Data excerpts
□ □ □

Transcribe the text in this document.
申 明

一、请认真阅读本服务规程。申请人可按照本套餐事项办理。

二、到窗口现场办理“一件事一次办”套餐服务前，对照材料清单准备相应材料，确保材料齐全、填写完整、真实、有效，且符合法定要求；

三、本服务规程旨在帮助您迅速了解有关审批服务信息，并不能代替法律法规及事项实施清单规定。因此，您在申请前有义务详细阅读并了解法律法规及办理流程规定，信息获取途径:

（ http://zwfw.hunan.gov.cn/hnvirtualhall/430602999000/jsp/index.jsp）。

□ □ □

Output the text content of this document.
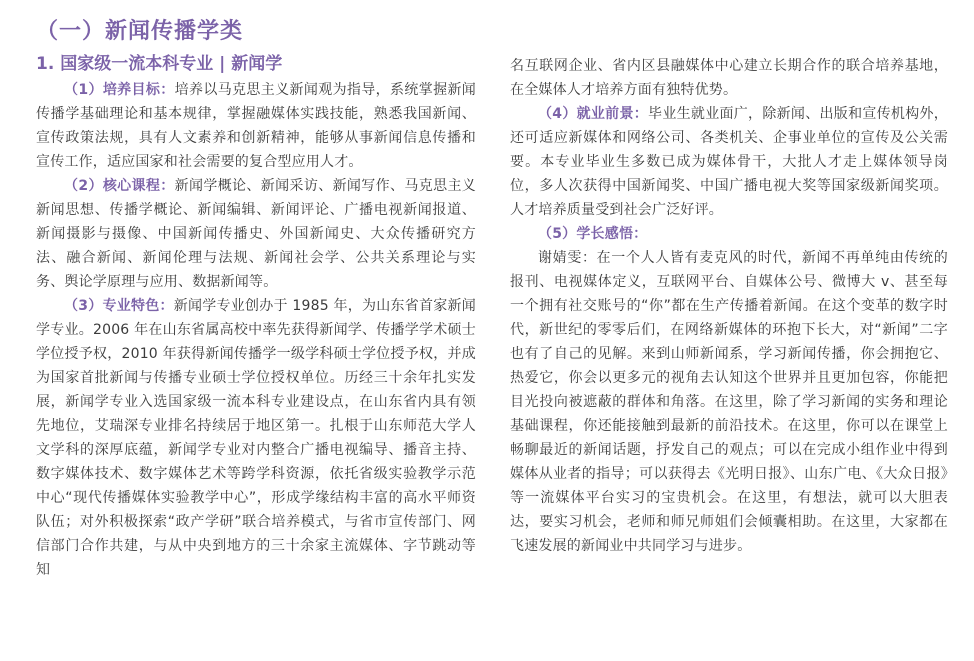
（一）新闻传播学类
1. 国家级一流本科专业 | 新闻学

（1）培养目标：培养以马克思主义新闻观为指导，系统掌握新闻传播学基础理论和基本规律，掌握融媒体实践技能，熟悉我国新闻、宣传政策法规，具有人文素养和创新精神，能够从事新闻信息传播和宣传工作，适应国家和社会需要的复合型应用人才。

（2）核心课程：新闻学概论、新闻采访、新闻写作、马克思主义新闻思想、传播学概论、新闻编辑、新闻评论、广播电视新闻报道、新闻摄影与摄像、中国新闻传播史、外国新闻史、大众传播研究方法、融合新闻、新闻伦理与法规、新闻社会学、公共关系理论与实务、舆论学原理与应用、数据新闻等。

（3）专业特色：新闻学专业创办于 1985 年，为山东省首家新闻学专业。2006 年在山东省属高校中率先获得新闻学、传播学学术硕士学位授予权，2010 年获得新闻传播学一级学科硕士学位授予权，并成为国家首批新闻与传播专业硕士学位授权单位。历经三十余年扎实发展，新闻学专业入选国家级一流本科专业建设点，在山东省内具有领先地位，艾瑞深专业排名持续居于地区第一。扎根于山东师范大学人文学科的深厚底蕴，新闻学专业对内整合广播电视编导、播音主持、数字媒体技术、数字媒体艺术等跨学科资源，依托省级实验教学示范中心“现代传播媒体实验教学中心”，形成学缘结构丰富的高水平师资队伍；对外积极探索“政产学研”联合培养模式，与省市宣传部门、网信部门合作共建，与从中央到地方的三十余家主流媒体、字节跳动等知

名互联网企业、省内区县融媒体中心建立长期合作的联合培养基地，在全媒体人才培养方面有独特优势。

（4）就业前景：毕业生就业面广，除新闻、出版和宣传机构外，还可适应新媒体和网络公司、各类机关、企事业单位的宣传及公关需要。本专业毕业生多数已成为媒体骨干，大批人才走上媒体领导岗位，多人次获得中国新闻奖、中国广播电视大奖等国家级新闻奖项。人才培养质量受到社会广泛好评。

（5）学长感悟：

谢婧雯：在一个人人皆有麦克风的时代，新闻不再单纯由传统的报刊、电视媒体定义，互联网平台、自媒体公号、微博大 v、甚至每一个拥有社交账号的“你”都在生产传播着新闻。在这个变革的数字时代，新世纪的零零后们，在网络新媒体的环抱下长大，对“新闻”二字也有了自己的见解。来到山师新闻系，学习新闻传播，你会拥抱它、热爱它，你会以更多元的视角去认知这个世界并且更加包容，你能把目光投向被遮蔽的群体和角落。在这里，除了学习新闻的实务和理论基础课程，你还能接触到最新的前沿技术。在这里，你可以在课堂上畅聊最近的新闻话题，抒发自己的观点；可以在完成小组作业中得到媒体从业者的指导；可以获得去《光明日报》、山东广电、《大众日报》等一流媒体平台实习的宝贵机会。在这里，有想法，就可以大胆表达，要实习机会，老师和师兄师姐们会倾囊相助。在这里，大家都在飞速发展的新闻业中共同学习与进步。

□ □ □

WRITTEN INSTRUCTION — Using the records above, find and show each line with the string "text".

TASK OUTPUT —
Transcribe the text in this document.
Output the text content of this document.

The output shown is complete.